:: Goal ::
Copy out each line of the material in which the word "content" appears.
⟨
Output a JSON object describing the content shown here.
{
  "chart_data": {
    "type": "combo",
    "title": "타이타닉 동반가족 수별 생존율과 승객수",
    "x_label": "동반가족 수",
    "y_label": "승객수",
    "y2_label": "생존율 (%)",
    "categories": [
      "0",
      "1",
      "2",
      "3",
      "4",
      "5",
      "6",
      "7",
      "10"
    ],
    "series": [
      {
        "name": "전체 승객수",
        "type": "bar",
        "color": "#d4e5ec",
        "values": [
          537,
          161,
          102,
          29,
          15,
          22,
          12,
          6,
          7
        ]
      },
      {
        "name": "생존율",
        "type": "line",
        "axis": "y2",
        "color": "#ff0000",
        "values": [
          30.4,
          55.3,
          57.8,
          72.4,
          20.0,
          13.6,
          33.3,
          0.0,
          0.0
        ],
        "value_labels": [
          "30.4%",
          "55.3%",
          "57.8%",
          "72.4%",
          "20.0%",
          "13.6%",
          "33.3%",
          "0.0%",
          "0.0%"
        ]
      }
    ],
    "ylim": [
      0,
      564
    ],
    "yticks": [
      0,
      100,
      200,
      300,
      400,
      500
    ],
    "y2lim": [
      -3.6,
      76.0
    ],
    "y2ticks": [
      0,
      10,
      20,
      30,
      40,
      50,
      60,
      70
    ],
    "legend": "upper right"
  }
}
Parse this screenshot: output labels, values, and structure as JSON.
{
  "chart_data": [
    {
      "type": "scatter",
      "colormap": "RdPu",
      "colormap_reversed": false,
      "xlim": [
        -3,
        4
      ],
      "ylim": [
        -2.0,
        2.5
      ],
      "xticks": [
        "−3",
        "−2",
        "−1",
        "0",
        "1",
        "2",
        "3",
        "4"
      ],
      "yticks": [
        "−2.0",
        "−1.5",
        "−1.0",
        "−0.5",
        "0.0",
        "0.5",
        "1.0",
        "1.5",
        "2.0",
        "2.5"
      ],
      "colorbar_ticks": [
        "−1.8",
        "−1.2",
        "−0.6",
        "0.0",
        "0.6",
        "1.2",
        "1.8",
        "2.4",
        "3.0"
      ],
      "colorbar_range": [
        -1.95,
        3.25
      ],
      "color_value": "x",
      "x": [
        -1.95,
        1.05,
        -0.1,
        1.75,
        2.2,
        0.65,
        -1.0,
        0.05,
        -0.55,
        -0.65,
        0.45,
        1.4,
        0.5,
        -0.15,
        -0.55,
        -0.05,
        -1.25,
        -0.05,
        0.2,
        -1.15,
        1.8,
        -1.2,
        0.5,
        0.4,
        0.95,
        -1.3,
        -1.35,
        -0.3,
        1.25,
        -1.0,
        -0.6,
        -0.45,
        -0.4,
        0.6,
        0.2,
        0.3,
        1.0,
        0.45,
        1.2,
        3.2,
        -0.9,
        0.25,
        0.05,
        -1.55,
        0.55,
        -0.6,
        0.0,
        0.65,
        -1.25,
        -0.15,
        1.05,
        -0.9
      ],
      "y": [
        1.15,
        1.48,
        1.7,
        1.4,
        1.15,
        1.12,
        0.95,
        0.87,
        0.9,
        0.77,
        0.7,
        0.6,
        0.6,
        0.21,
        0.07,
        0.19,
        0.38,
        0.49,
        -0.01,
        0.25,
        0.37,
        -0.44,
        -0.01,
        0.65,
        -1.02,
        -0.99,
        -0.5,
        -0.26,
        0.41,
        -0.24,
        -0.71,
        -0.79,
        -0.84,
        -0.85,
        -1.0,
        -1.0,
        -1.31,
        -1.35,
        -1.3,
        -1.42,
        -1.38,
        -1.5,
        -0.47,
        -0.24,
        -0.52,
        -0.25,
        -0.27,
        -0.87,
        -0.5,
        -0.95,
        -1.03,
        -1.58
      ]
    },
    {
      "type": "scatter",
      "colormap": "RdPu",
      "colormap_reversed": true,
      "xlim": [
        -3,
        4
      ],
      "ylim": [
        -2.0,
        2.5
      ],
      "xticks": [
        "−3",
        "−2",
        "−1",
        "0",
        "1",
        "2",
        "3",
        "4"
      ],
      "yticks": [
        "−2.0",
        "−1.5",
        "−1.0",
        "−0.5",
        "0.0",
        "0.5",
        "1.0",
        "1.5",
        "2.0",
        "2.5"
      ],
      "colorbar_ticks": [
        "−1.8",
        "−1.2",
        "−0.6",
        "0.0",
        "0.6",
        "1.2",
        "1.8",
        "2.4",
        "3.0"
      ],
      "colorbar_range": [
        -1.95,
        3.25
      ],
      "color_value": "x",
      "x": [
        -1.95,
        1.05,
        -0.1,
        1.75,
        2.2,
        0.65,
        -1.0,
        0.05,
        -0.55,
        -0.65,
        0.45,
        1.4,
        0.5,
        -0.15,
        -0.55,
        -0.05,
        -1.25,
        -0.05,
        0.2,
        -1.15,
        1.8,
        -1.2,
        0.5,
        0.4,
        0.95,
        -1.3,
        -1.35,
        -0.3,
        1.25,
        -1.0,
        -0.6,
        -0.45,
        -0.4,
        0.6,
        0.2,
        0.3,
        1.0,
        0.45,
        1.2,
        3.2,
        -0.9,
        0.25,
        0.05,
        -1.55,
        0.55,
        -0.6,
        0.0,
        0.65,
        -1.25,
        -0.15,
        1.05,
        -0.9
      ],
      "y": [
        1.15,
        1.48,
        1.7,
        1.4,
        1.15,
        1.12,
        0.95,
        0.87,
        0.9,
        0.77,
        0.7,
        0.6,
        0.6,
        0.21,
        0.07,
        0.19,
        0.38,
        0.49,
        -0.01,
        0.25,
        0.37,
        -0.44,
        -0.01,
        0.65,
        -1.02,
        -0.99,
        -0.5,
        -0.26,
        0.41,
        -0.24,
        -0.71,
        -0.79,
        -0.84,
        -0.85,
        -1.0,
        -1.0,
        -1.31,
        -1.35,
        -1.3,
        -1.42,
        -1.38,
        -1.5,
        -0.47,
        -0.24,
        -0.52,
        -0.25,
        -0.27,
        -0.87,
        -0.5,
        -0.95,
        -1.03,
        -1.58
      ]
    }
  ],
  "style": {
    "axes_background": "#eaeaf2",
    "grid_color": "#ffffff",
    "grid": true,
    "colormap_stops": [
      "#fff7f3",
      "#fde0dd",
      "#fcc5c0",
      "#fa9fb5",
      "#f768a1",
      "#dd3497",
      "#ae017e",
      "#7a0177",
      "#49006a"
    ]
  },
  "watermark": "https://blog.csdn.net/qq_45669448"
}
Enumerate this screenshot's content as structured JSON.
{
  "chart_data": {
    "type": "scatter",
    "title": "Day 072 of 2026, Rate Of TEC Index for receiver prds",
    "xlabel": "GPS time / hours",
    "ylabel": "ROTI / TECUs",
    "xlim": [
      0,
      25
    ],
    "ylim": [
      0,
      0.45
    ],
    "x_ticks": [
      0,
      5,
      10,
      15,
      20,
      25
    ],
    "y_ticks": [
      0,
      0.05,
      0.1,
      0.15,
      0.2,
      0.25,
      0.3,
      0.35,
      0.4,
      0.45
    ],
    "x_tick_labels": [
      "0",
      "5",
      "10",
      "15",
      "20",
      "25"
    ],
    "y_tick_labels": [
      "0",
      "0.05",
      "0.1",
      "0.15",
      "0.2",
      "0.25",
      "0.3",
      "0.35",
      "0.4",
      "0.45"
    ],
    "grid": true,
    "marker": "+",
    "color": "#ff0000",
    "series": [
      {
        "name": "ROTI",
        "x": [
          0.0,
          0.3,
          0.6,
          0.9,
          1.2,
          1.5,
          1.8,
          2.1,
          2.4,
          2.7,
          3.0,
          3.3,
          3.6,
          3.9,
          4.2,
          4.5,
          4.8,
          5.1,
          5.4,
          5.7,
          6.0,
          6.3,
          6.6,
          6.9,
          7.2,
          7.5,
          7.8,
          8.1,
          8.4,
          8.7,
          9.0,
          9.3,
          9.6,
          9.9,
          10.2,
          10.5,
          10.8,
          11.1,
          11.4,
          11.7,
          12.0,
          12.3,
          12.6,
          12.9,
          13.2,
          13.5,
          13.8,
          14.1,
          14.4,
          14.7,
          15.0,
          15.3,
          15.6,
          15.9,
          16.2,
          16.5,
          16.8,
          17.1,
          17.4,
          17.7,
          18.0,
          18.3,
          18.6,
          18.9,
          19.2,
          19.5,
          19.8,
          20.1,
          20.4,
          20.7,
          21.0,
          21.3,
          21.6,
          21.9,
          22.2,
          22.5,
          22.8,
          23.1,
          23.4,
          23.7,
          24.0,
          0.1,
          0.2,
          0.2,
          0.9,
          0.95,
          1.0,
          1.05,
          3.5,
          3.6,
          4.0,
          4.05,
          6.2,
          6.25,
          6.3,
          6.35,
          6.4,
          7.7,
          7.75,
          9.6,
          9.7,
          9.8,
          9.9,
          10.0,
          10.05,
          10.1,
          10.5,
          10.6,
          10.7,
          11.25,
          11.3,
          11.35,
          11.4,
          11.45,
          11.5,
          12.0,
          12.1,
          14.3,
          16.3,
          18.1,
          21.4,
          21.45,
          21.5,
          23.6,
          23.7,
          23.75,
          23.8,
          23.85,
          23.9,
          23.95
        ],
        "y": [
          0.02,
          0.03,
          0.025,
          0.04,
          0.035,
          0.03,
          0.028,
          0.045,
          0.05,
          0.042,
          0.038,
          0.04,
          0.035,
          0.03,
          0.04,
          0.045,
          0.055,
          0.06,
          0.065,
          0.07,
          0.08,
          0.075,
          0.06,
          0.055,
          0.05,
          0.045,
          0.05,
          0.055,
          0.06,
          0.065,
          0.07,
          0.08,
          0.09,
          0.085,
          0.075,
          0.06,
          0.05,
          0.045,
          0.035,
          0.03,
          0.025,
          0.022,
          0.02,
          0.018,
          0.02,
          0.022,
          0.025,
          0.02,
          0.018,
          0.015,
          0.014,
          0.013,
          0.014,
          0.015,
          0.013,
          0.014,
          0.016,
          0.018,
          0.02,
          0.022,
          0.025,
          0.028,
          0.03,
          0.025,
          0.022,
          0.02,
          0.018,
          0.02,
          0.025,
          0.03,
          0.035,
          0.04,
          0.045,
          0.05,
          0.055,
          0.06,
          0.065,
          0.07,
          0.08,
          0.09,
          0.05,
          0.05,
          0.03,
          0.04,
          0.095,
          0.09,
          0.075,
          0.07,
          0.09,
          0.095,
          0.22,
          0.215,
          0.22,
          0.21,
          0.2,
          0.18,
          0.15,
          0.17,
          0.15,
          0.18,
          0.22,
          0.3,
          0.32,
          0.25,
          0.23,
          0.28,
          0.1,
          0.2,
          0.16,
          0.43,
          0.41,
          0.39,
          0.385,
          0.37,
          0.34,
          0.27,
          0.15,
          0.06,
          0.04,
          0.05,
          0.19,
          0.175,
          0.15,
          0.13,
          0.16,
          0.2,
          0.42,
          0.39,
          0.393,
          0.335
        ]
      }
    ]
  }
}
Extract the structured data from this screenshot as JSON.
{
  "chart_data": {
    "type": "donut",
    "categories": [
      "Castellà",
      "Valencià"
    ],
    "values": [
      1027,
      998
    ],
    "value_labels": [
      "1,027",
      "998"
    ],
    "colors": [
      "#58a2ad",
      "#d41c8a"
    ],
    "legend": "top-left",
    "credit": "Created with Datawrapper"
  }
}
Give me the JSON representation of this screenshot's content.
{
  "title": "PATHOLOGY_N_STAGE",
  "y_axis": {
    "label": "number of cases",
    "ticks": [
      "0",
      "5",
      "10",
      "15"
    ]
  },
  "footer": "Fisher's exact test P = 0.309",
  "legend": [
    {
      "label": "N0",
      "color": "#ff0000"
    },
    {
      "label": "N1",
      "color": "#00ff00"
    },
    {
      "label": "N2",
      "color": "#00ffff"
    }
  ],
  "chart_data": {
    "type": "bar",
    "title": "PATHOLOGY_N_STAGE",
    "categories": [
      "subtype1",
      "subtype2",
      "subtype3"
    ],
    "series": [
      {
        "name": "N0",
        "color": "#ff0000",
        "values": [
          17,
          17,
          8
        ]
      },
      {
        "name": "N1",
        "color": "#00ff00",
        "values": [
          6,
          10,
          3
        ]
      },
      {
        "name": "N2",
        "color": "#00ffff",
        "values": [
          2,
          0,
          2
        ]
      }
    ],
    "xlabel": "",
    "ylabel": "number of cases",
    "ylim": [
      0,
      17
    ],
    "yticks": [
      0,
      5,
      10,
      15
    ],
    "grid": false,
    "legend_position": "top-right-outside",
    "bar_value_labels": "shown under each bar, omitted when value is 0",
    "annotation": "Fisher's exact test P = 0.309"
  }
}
⟩
:: Solved problem ::
Output a JSON object describing the content shown here.
Enumerate this screenshot's content as structured JSON.
Give me the JSON representation of this screenshot's content.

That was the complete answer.